What is needed —
Show all lines of the listing that hold the word "text".

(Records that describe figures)
/---

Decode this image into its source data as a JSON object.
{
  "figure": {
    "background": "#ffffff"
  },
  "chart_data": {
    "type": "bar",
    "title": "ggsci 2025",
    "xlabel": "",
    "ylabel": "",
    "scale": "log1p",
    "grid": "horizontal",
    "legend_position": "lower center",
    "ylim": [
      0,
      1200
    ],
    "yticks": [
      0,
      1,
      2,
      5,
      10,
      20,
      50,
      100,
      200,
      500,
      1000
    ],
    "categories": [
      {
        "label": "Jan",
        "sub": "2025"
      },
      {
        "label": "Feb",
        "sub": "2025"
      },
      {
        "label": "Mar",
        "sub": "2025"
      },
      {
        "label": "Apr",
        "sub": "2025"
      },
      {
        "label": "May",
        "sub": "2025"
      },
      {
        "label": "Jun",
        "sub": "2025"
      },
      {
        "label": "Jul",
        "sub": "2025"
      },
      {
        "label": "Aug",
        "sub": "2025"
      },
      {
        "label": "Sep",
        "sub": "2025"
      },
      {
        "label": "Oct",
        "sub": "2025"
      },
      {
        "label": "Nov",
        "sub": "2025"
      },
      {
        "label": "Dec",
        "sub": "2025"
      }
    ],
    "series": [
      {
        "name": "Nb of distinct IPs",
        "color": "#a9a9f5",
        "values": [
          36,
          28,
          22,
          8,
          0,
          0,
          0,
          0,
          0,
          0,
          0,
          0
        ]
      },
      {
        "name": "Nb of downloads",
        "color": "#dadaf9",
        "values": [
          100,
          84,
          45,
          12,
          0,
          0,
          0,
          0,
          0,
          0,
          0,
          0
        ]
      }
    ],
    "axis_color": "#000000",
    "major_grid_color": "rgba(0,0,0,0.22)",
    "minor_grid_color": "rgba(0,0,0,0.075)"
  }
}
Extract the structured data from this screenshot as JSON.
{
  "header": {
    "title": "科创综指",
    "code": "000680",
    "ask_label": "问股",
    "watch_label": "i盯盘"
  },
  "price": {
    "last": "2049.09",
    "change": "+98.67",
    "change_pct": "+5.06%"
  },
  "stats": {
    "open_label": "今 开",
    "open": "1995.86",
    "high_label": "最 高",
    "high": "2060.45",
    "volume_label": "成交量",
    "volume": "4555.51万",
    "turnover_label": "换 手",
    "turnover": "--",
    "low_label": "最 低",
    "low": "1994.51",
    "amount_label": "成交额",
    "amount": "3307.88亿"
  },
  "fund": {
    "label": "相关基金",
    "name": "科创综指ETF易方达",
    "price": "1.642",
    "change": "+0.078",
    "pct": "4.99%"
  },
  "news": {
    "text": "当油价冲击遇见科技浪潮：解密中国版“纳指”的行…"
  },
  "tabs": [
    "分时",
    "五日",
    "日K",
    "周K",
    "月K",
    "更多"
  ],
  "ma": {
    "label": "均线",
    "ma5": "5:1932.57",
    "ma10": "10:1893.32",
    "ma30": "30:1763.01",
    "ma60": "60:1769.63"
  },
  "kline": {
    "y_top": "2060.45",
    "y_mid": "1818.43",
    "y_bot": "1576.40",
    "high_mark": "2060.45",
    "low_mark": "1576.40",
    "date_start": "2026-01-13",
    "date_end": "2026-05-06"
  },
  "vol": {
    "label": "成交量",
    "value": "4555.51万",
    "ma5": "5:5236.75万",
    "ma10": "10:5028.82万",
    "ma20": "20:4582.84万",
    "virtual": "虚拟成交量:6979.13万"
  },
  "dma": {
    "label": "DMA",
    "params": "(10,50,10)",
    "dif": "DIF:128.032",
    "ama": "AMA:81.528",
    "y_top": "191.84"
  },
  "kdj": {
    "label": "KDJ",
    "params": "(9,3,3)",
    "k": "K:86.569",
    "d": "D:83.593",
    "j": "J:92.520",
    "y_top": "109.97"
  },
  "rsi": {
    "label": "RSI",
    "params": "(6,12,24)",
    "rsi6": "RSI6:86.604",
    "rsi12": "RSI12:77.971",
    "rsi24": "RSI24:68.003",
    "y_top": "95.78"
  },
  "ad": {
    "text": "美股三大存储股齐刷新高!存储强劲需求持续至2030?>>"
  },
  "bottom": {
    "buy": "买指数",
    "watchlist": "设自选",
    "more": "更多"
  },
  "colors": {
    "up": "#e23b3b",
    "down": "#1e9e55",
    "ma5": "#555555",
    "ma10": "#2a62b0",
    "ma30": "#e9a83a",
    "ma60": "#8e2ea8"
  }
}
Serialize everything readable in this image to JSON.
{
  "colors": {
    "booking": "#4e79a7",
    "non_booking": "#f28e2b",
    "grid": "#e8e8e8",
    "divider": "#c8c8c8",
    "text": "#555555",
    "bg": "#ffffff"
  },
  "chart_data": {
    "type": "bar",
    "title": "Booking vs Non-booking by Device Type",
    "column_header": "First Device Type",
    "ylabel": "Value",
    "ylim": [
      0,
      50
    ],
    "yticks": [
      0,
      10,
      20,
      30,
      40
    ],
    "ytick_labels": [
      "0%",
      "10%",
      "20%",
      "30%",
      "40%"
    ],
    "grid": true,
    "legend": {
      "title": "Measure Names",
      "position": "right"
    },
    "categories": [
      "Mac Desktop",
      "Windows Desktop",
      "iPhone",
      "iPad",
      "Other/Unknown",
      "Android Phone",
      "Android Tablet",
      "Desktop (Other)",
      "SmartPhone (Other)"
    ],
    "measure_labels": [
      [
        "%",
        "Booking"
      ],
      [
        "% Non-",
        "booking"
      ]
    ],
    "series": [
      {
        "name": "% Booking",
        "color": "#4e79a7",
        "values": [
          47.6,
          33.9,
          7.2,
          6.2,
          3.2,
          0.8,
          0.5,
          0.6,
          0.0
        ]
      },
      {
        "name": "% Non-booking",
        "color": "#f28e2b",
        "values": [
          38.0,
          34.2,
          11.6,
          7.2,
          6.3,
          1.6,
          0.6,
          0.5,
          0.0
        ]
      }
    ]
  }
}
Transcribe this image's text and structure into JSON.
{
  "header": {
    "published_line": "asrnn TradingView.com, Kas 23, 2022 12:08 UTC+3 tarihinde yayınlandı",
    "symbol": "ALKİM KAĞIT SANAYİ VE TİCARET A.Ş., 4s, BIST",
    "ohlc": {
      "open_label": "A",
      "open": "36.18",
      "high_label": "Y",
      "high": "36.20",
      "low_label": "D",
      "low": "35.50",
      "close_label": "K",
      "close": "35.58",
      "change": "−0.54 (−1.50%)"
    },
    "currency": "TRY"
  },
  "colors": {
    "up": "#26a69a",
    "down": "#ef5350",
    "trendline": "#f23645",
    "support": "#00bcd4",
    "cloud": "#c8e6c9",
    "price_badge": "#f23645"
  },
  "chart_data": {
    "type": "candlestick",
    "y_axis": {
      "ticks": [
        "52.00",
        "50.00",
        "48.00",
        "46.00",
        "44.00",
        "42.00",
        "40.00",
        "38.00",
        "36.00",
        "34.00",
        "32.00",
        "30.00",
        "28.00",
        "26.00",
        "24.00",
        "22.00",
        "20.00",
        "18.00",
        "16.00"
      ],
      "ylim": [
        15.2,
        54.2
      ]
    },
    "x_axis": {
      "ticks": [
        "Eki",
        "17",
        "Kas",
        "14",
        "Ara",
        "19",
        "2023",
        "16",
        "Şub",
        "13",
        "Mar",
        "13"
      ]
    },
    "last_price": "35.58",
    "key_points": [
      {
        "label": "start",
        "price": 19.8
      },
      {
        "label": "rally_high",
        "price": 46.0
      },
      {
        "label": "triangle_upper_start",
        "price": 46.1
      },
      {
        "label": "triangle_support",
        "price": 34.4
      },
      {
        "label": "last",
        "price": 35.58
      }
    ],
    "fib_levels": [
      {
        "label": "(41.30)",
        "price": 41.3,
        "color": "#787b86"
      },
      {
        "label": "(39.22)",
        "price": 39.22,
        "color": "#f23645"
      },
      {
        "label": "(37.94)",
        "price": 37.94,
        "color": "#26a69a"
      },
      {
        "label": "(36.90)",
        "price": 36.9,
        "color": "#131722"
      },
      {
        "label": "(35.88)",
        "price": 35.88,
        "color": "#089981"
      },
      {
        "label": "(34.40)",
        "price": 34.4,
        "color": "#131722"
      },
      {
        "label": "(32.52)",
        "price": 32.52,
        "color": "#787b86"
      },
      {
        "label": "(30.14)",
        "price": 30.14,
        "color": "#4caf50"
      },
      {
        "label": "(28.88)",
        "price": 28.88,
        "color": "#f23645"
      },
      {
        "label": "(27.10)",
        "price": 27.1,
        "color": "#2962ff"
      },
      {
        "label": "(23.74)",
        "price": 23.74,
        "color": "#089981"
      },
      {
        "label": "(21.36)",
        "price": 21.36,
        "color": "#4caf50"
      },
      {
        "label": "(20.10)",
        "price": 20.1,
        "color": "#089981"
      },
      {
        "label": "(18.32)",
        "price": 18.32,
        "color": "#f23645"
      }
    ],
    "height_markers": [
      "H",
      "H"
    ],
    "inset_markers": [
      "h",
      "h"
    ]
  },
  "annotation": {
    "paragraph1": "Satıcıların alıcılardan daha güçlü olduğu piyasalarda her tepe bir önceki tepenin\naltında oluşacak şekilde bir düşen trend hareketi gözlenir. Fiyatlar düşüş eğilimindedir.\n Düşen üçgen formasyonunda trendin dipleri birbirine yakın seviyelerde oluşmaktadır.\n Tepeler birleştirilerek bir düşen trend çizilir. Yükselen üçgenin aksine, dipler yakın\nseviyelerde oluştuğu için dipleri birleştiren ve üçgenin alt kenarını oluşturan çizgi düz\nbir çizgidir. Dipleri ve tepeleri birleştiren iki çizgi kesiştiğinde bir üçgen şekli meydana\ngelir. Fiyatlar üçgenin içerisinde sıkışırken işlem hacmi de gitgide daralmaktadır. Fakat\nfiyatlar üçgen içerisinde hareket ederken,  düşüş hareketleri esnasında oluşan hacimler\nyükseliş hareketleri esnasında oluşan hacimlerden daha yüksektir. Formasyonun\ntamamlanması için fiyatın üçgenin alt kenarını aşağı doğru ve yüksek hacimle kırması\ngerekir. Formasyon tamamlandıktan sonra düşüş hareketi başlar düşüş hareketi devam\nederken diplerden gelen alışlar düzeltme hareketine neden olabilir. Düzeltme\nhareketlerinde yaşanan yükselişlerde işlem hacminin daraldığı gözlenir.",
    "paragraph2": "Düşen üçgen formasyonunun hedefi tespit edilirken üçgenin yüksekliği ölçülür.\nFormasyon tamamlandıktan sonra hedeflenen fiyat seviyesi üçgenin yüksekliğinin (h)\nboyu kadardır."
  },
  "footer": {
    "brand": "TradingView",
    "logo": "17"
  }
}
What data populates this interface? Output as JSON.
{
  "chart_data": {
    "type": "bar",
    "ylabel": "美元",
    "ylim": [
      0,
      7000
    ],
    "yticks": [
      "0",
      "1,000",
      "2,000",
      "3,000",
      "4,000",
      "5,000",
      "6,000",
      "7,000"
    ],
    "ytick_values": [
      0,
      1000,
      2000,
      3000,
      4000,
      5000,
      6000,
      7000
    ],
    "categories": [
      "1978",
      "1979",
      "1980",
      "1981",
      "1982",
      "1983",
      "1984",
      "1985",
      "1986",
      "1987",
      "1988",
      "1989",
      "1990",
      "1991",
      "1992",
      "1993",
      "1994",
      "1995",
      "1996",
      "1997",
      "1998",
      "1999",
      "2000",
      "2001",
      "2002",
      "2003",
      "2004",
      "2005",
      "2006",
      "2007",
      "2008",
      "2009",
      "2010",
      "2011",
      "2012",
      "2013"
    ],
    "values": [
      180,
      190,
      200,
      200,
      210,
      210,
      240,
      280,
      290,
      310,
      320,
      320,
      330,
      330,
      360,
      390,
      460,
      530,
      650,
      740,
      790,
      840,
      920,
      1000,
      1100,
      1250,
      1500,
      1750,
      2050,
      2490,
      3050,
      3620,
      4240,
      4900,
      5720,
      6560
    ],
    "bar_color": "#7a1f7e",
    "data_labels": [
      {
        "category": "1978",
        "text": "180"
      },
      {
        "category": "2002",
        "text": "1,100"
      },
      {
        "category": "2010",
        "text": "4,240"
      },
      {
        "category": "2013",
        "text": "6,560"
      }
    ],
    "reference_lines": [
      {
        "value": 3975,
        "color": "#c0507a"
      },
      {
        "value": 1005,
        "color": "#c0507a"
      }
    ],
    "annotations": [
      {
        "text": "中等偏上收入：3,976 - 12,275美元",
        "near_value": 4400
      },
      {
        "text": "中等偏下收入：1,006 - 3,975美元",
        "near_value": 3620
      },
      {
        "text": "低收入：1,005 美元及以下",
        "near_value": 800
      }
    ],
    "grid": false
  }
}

\---

Expected answer —
    "text": "当油价冲击遇见科技浪潮：解密中国版“纳指”的行…"
    "text": "美股三大存储股齐刷新高!存储强劲需求持续至2030?>>"
    "text": "#555555",
Transcribe this image's text and structure into JSON.
        "text": "180"
        "text": "1,100"
        "text": "4,240"
        "text": "6,560"
        "text": "中等偏上收入：3,976 - 12,275美元",
        "text": "中等偏下收入：1,006 - 3,975美元",
        "text": "低收入：1,005 美元及以下",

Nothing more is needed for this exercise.